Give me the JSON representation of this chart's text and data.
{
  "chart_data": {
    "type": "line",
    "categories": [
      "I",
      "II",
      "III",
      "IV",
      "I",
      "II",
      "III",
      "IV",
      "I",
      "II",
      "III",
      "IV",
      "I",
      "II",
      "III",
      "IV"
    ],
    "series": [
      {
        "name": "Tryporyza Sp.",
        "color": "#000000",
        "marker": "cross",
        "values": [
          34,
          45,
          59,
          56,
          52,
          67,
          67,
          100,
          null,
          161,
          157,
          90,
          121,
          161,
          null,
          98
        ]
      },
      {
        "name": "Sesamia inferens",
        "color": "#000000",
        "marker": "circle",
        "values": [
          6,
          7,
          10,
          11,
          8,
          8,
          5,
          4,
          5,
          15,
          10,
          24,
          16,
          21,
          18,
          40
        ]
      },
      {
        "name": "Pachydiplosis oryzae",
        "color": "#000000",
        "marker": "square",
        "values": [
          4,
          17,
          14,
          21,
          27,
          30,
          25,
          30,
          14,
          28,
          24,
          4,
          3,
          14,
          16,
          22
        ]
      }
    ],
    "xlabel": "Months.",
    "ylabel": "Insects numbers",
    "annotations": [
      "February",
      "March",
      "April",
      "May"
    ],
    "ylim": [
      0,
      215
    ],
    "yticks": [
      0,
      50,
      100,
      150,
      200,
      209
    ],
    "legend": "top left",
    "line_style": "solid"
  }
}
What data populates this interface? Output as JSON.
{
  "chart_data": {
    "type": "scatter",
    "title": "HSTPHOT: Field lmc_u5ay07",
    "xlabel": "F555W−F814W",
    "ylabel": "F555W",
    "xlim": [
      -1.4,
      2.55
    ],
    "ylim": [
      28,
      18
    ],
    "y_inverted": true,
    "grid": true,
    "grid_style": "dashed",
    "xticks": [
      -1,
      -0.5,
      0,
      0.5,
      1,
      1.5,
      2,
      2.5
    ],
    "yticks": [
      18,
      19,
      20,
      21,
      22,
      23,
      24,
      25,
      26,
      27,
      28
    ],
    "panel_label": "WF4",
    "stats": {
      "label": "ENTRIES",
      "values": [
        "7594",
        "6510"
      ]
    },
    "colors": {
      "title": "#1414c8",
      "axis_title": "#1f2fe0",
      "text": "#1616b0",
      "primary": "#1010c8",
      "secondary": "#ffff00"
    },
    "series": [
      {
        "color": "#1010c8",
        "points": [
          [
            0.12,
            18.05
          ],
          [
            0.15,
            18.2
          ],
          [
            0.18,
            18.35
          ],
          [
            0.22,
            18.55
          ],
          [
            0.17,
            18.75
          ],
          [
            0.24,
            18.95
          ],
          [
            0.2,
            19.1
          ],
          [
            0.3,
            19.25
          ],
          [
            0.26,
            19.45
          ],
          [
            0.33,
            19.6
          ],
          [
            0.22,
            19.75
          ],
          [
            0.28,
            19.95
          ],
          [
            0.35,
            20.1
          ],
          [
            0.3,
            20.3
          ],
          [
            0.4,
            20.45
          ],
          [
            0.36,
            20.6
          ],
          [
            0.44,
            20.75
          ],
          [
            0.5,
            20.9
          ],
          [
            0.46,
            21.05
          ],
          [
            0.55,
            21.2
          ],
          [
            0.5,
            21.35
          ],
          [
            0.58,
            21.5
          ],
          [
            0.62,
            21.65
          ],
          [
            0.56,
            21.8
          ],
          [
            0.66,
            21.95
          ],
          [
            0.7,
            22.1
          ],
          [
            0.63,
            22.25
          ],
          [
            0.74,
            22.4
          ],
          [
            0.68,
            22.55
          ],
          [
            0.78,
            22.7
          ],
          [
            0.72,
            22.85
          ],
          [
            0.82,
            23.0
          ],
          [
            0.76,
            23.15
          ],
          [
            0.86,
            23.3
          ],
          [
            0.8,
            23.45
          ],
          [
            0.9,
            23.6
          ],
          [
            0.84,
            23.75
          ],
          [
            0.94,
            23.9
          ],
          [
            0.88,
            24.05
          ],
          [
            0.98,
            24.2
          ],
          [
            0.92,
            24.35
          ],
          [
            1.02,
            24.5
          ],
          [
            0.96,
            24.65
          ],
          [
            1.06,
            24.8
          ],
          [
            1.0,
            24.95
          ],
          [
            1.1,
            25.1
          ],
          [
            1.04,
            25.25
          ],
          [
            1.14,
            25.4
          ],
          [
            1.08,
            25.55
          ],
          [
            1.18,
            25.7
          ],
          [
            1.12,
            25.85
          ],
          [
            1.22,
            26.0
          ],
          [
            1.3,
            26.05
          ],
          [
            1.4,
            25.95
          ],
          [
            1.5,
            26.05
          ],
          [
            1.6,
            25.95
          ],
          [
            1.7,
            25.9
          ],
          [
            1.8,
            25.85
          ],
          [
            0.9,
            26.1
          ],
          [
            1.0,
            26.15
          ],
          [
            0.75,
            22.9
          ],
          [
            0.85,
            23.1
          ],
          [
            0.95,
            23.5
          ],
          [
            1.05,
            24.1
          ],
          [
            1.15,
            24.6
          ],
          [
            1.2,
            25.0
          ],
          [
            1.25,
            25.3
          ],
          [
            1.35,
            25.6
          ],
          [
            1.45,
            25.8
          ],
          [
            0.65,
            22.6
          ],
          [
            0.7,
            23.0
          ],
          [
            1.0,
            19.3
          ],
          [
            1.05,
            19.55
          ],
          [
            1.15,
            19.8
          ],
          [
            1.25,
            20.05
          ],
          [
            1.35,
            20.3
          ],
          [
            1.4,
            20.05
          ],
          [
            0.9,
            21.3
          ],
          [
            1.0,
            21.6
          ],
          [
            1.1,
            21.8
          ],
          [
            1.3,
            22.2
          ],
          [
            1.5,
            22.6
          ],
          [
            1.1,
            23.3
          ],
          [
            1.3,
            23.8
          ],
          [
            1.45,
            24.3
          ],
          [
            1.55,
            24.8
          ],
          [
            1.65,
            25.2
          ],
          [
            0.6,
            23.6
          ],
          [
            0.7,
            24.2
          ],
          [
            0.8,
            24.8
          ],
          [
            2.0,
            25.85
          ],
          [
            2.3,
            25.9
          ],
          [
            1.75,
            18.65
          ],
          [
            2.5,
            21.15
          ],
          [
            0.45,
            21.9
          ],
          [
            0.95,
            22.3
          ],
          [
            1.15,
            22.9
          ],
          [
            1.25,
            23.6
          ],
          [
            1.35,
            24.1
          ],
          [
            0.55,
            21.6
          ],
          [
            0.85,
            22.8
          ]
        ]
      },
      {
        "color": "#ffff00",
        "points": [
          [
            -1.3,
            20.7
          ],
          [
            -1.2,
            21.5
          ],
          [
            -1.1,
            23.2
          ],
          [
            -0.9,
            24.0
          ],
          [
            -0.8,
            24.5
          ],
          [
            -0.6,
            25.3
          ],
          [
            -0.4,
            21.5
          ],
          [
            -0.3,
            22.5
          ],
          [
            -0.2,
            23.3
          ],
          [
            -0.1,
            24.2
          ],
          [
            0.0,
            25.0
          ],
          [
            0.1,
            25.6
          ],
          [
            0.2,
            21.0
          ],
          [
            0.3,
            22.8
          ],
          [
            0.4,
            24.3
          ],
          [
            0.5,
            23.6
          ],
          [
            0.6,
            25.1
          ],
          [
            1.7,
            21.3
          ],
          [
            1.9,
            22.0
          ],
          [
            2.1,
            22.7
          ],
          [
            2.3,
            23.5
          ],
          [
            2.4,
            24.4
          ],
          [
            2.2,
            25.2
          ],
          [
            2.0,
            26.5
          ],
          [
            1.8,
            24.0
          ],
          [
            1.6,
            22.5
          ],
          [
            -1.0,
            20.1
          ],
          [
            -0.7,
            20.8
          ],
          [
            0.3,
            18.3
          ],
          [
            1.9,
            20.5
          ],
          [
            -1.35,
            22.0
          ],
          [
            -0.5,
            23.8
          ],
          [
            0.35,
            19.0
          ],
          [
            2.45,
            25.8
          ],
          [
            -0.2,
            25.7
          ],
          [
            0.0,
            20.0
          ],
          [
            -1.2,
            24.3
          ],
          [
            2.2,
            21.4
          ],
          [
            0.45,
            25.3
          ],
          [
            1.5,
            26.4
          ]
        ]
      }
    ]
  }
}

* **DO THIS**: Determine the number of lines in the listing that contain the string "text". Write that number and nothing else.

* **COMPLETE OUTPUT**: 2